> **Passage**
::::
Global managerialism describes an ambitious elite project – both orchestrated and spontaneous – to construct a durable human management system on a global scale. The theory of global managerialism that I present here argues that managerialism is the driving force underpinning the colonisation of ever greater swathes of the ideal and physical worlds. Global managerialism is both more and less than an economic or political system; it is a modus operandi, an infinitely reconfigurable worldview, justifying continuing elite domination and inegalitarian resource distribution.
Global managerialism revolves around three core propositions:
• A globally organised managerial elite dominates contemporary society.
• The elite straddles economic and geographical boundaries.
• The elite is institutionalised through global institutions such as the World Bank, that play a key role in promoting and enforcing the new global order.
::::
> **Short task 1**
From the passage on global managerialism, retype the text from "Global managerialism revolves" up to and including "and geographical boundaries.".
> **Short task 2**
List the core propositions of global managerialism that the passage on global managerialism sets out.
> **Short task 3**
Condense the paragraph of the passage on global managerialism that begins "Global managerialism describes an ambitious elite project" into a shorter version that keeps its main facts.

> **Raw data**
::::
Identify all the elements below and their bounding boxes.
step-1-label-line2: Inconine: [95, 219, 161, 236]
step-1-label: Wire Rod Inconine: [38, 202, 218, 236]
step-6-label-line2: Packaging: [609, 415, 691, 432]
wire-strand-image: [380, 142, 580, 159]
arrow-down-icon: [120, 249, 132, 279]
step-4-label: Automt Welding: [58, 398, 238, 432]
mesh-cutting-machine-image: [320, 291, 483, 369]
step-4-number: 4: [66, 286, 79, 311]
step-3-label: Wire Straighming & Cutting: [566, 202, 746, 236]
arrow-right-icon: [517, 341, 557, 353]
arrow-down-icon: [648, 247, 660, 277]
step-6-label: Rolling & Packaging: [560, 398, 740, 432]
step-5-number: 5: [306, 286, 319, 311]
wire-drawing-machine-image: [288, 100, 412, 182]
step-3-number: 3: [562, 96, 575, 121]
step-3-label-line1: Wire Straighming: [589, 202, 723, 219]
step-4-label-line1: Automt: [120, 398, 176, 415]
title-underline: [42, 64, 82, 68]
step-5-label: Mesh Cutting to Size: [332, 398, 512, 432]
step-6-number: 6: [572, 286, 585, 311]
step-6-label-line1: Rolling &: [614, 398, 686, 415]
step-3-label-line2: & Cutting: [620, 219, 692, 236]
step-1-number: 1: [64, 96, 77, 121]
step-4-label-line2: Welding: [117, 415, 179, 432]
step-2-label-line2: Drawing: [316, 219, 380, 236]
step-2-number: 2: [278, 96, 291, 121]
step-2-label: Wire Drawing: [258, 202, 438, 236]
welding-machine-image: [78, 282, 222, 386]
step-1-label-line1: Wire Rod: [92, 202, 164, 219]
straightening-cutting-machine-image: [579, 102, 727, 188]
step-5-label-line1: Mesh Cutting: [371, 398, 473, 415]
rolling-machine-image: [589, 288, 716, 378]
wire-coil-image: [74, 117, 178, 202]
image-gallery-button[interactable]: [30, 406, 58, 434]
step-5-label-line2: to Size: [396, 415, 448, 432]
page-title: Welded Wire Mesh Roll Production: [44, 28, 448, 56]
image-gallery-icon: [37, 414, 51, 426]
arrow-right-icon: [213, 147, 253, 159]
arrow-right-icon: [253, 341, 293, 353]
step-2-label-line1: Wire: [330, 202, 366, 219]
::::
> **Written response 1**
Global managerialism revolves around three core propositions:
• A globally organised managerial elite dominates contemporary society.
• The elite straddles economic and geographical boundaries.

> **Written response 2**
- A globally organised managerial elite dominates contemporary society.
- The elite straddles economic and geographical boundaries.
- The elite is institutionalised through global institutions such as the World Bank, which play a key role in promoting and enforcing the new global order.

> **Written response 3**
Global managerialism is an elite project, both orchestrated and spontaneous, to build a durable global system of human management. The theory holds that managerialism drives the colonization of ever larger parts of the ideal and physical worlds. More and less than an economic or political system, it is a modus operandi and an endlessly reconfigurable worldview that justifies continued elite domination and unequal resource distribution.